* [Short problem]:
Extract the complete data exactly as given.

* [Task input]:
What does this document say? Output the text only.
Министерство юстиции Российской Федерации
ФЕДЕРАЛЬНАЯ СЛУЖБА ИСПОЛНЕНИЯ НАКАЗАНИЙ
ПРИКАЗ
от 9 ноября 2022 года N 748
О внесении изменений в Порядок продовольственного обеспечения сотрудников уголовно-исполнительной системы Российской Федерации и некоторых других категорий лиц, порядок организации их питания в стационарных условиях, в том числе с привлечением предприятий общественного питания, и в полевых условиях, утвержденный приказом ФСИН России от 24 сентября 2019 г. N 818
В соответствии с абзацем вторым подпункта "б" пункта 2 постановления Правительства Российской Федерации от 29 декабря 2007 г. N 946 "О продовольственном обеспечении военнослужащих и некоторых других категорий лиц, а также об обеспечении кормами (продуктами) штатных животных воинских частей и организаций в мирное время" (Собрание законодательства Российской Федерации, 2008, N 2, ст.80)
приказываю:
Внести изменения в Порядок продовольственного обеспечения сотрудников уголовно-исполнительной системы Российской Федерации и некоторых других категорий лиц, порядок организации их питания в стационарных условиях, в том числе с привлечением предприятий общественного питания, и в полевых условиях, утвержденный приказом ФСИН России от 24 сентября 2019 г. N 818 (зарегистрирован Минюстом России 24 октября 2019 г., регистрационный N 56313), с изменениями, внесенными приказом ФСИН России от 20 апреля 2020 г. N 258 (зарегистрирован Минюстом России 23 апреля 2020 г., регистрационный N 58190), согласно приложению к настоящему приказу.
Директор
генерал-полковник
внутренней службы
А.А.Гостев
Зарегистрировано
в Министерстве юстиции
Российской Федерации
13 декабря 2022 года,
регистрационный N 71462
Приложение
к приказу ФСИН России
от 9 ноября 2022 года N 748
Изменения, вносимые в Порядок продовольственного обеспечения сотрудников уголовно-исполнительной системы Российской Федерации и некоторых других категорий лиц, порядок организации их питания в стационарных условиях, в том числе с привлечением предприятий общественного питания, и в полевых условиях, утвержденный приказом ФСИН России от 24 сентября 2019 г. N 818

* [Result of this task]:
What does this document say? Output the text only.
Министерство юстиции Российской Федерации
ФЕДЕРАЛЬНАЯ СЛУЖБА ИСПОЛНЕНИЯ НАКАЗАНИЙ
ПРИКАЗ
от 9 ноября 2022 года N 748
О внесении изменений в Порядок продовольственного обеспечения сотрудников уголовно-исполнительной системы Российской Федерации и некоторых других категорий лиц, порядок организации их питания в стационарных условиях, в том числе с привлечением предприятий общественного питания, и в полевых условиях, утвержденный приказом ФСИН России от 24 сентября 2019 г. N 818
В соответствии с абзацем вторым подпункта "б" пункта 2 постановления Правительства Российской Федерации от 29 декабря 2007 г. N 946 "О продовольственном обеспечении военнослужащих и некоторых других категорий лиц, а также об обеспечении кормами (продуктами) штатных животных воинских частей и организаций в мирное время" (Собрание законодательства Российской Федерации, 2008, N 2, ст.80)
приказываю:
Внести изменения в Порядок продовольственного обеспечения сотрудников уголовно-исполнительной системы Российской Федерации и некоторых других категорий лиц, порядок организации их питания в стационарных условиях, в том числе с привлечением предприятий общественного питания, и в полевых условиях, утвержденный приказом ФСИН России от 24 сентября 2019 г. N 818 (зарегистрирован Минюстом России 24 октября 2019 г., регистрационный N 56313), с изменениями, внесенными приказом ФСИН России от 20 апреля 2020 г. N 258 (зарегистрирован Минюстом России 23 апреля 2020 г., регистрационный N 58190), согласно приложению к настоящему приказу.
Директор
генерал-полковник
внутренней службы
А.А.Гостев
Зарегистрировано
в Министерстве юстиции
Российской Федерации
13 декабря 2022 года,
регистрационный N 71462
Приложение
к приказу ФСИН России
от 9 ноября 2022 года N 748
Изменения, вносимые в Порядок продовольственного обеспечения сотрудников уголовно-исполнительной системы Российской Федерации и некоторых других категорий лиц, порядок организации их питания в стационарных условиях, в том числе с привлечением предприятий общественного питания, и в полевых условиях, утвержденный приказом ФСИН России от 24 сентября 2019 г. N 818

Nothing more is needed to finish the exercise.